Dataset listings of figures:
----

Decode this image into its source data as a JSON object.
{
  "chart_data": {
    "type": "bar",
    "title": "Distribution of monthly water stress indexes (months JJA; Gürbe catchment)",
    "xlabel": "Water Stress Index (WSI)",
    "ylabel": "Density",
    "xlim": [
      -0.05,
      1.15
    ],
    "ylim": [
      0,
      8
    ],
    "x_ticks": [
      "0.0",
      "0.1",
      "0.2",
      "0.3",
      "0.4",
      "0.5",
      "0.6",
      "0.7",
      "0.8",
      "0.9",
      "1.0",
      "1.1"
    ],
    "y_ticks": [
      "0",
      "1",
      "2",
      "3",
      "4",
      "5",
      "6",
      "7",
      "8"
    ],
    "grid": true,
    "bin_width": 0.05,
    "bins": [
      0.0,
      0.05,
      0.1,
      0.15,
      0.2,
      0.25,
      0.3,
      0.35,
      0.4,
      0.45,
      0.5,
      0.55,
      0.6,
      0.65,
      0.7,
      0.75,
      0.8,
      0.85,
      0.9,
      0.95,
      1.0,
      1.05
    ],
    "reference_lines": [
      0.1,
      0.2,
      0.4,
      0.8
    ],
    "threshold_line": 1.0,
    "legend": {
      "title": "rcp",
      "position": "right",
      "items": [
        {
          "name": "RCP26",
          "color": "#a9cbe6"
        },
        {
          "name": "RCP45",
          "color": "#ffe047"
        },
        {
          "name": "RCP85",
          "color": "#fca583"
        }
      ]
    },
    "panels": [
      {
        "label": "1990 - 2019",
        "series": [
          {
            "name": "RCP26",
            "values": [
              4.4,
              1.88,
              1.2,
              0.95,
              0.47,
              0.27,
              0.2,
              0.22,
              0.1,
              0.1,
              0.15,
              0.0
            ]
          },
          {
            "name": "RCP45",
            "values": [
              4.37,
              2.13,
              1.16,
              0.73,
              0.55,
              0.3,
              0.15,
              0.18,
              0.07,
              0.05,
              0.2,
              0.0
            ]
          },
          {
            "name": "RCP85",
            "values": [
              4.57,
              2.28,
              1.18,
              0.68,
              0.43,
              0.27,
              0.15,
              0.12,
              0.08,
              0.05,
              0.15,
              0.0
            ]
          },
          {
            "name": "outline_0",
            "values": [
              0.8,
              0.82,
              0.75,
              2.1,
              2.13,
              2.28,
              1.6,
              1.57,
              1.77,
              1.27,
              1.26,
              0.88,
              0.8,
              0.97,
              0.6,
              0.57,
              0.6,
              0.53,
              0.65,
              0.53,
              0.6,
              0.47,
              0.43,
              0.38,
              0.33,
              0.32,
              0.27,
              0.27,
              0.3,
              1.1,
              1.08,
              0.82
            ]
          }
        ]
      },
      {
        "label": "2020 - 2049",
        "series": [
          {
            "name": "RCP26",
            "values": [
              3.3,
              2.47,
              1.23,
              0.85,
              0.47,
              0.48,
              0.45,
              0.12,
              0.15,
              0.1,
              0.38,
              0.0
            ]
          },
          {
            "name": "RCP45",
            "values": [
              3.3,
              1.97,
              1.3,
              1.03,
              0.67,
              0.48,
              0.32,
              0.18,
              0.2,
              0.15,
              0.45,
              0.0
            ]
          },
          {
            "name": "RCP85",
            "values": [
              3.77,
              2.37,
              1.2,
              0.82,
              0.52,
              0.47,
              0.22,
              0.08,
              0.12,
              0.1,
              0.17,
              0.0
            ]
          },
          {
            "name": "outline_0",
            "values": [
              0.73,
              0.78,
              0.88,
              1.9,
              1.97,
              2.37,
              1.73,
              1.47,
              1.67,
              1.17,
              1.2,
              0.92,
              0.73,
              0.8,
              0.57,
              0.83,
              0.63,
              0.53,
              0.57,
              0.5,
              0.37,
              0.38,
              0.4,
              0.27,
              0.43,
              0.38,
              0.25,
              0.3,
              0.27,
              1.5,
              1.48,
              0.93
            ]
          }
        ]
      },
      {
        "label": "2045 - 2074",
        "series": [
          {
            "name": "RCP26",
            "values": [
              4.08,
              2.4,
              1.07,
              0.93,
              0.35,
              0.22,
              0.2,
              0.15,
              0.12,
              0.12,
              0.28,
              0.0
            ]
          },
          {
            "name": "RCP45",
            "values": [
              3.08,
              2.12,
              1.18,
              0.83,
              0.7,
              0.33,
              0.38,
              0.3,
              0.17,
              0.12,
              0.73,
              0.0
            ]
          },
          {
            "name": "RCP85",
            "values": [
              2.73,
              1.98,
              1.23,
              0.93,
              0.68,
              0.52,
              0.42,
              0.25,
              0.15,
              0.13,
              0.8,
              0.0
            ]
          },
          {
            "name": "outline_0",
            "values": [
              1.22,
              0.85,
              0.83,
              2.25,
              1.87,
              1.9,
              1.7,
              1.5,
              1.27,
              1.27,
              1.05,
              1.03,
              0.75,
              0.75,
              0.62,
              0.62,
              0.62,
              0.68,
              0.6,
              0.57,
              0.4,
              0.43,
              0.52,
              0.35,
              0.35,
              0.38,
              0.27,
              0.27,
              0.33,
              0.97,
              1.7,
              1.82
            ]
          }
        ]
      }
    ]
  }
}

----

Task instructions
Your task is to transcribe the material exactly.

The answer
Decode this image into its source data as a JSON object.
{
  "chart_data": {
    "type": "bar",
    "title": "Distribution of monthly water stress indexes (months JJA; Gürbe catchment)",
    "xlabel": "Water Stress Index (WSI)",
    "ylabel": "Density",
    "xlim": [
      -0.05,
      1.15
    ],
    "ylim": [
      0,
      8
    ],
    "x_ticks": [
      "0.0",
      "0.1",
      "0.2",
      "0.3",
      "0.4",
      "0.5",
      "0.6",
      "0.7",
      "0.8",
      "0.9",
      "1.0",
      "1.1"
    ],
    "y_ticks": [
      "0",
      "1",
      "2",
      "3",
      "4",
      "5",
      "6",
      "7",
      "8"
    ],
    "grid": true,
    "bin_width": 0.05,
    "bins": [
      0.0,
      0.05,
      0.1,
      0.15,
      0.2,
      0.25,
      0.3,
      0.35,
      0.4,
      0.45,
      0.5,
      0.55,
      0.6,
      0.65,
      0.7,
      0.75,
      0.8,
      0.85,
      0.9,
      0.95,
      1.0,
      1.05
    ],
    "reference_lines": [
      0.1,
      0.2,
      0.4,
      0.8
    ],
    "threshold_line": 1.0,
    "legend": {
      "title": "rcp",
      "position": "right",
      "items": [
        {
          "name": "RCP26",
          "color": "#a9cbe6"
        },
        {
          "name": "RCP45",
          "color": "#ffe047"
        },
        {
          "name": "RCP85",
          "color": "#fca583"
        }
      ]
    },
    "panels": [
      {
        "label": "1990 - 2019",
        "series": [
          {
            "name": "RCP26",
            "values": [
              4.4,
              1.88,
              1.2,
              0.95,
              0.47,
              0.27,
              0.2,
              0.22,
              0.1,
              0.1,
              0.15,
              0.0
            ]
          },
          {
            "name": "RCP45",
            "values": [
              4.37,
              2.13,
              1.16,
              0.73,
              0.55,
              0.3,
              0.15,
              0.18,
              0.07,
              0.05,
              0.2,
              0.0
            ]
          },
          {
            "name": "RCP85",
            "values": [
              4.57,
              2.28,
              1.18,
              0.68,
              0.43,
              0.27,
              0.15,
              0.12,
              0.08,
              0.05,
              0.15,
              0.0
            ]
          },
          {
            "name": "outline_0",
            "values": [
              0.8,
              0.82,
              0.75,
              2.1,
              2.13,
              2.28,
              1.6,
              1.57,
              1.77,
              1.27,
              1.26,
              0.88,
              0.8,
              0.97,
              0.6,
              0.57,
              0.6,
              0.53,
              0.65,
              0.53,
              0.6,
              0.47,
              0.43,
              0.38,
              0.33,
              0.32,
              0.27,
              0.27,
              0.3,
              1.1,
              1.08,
              0.82
            ]
          }
        ]
      },
      {
        "label": "2020 - 2049",
        "series": [
          {
            "name": "RCP26",
            "values": [
              3.3,
              2.47,
              1.23,
              0.85,
              0.47,
              0.48,
              0.45,
              0.12,
              0.15,
              0.1,
              0.38,
              0.0
            ]
          },
          {
            "name": "RCP45",
            "values": [
              3.3,
              1.97,
              1.3,
              1.03,
              0.67,
              0.48,
              0.32,
              0.18,
              0.2,
              0.15,
              0.45,
              0.0
            ]
          },
          {
            "name": "RCP85",
            "values": [
              3.77,
              2.37,
              1.2,
              0.82,
              0.52,
              0.47,
              0.22,
              0.08,
              0.12,
              0.1,
              0.17,
              0.0
            ]
          },
          {
            "name": "outline_0",
            "values": [
              0.73,
              0.78,
              0.88,
              1.9,
              1.97,
              2.37,
              1.73,
              1.47,
              1.67,
              1.17,
              1.2,
              0.92,
              0.73,
              0.8,
              0.57,
              0.83,
              0.63,
              0.53,
              0.57,
              0.5,
              0.37,
              0.38,
              0.4,
              0.27,
              0.43,
              0.38,
              0.25,
              0.3,
              0.27,
              1.5,
              1.48,
              0.93
            ]
          }
        ]
      },
      {
        "label": "2045 - 2074",
        "series": [
          {
            "name": "RCP26",
            "values": [
              4.08,
              2.4,
              1.07,
              0.93,
              0.35,
              0.22,
              0.2,
              0.15,
              0.12,
              0.12,
              0.28,
              0.0
            ]
          },
          {
            "name": "RCP45",
            "values": [
              3.08,
              2.12,
              1.18,
              0.83,
              0.7,
              0.33,
              0.38,
              0.3,
              0.17,
              0.12,
              0.73,
              0.0
            ]
          },
          {
            "name": "RCP85",
            "values": [
              2.73,
              1.98,
              1.23,
              0.93,
              0.68,
              0.52,
              0.42,
              0.25,
              0.15,
              0.13,
              0.8,
              0.0
            ]
          },
          {
            "name": "outline_0",
            "values": [
              1.22,
              0.85,
              0.83,
              2.25,
              1.87,
              1.9,
              1.7,
              1.5,
              1.27,
              1.27,
              1.05,
              1.03,
              0.75,
              0.75,
              0.62,
              0.62,
              0.62,
              0.68,
              0.6,
              0.57,
              0.4,
              0.43,
              0.52,
              0.35,
              0.35,
              0.38,
              0.27,
              0.27,
              0.33,
              0.97,
              1.7,
              1.82
            ]
          }
        ]
      }
    ]
  }
}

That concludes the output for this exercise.